» What is being asked:
The entire listing is to be repeated verbatim.

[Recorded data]

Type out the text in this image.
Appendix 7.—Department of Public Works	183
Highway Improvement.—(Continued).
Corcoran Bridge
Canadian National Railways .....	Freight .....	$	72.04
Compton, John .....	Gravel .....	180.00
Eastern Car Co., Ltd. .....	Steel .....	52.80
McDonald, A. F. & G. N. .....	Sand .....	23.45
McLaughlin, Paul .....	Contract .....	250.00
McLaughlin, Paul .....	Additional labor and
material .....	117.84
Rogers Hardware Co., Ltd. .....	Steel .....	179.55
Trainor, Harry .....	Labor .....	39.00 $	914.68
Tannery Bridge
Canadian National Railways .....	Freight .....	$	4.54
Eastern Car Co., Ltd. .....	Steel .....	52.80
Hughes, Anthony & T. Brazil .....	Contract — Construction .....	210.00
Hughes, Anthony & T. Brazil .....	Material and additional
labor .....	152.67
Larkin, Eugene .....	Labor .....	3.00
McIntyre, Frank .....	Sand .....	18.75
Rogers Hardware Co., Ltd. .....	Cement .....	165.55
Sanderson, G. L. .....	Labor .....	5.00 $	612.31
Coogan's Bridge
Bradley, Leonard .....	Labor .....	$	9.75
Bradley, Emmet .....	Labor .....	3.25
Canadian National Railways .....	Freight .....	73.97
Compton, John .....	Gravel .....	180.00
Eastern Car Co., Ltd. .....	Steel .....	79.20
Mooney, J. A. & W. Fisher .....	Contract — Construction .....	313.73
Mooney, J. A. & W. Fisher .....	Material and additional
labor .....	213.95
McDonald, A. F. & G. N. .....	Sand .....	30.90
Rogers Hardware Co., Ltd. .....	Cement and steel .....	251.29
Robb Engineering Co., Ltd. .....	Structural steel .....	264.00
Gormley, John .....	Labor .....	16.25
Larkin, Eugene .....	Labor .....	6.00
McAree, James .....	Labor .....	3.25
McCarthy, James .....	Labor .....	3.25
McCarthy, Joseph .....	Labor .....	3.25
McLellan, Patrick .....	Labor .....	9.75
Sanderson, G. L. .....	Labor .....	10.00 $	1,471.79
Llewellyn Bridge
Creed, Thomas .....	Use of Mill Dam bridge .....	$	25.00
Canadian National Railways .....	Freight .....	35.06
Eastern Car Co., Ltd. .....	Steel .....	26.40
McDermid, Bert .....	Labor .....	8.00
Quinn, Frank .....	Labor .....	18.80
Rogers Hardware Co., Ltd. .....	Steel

» Solution:
Type out the text in this image.
Appendix 7.—Department of Public Works	183
Highway Improvement.—(Continued).
Corcoran Bridge
Canadian National Railways .....	Freight .....	$	72.04
Compton, John .....	Gravel .....	180.00
Eastern Car Co., Ltd. .....	Steel .....	52.80
McDonald, A. F. & G. N. .....	Sand .....	23.45
McLaughlin, Paul .....	Contract .....	250.00
McLaughlin, Paul .....	Additional labor and
material .....	117.84
Rogers Hardware Co., Ltd. .....	Steel .....	179.55
Trainor, Harry .....	Labor .....	39.00 $	914.68
Tannery Bridge
Canadian National Railways .....	Freight .....	$	4.54
Eastern Car Co., Ltd. .....	Steel .....	52.80
Hughes, Anthony & T. Brazil .....	Contract — Construction .....	210.00
Hughes, Anthony & T. Brazil .....	Material and additional
labor .....	152.67
Larkin, Eugene .....	Labor .....	3.00
McIntyre, Frank .....	Sand .....	18.75
Rogers Hardware Co., Ltd. .....	Cement .....	165.55
Sanderson, G. L. .....	Labor .....	5.00 $	612.31
Coogan's Bridge
Bradley, Leonard .....	Labor .....	$	9.75
Bradley, Emmet .....	Labor .....	3.25
Canadian National Railways .....	Freight .....	73.97
Compton, John .....	Gravel .....	180.00
Eastern Car Co., Ltd. .....	Steel .....	79.20
Mooney, J. A. & W. Fisher .....	Contract — Construction .....	313.73
Mooney, J. A. & W. Fisher .....	Material and additional
labor .....	213.95
McDonald, A. F. & G. N. .....	Sand .....	30.90
Rogers Hardware Co., Ltd. .....	Cement and steel .....	251.29
Robb Engineering Co., Ltd. .....	Structural steel .....	264.00
Gormley, John .....	Labor .....	16.25
Larkin, Eugene .....	Labor .....	6.00
McAree, James .....	Labor .....	3.25
McCarthy, James .....	Labor .....	3.25
McCarthy, Joseph .....	Labor .....	3.25
McLellan, Patrick .....	Labor .....	9.75
Sanderson, G. L. .....	Labor .....	10.00 $	1,471.79
Llewellyn Bridge
Creed, Thomas .....	Use of Mill Dam bridge .....	$	25.00
Canadian National Railways .....	Freight .....	35.06
Eastern Car Co., Ltd. .....	Steel .....	26.40
McDermid, Bert .....	Labor .....	8.00
Quinn, Frank .....	Labor .....	18.80
Rogers Hardware Co., Ltd. .....	Steel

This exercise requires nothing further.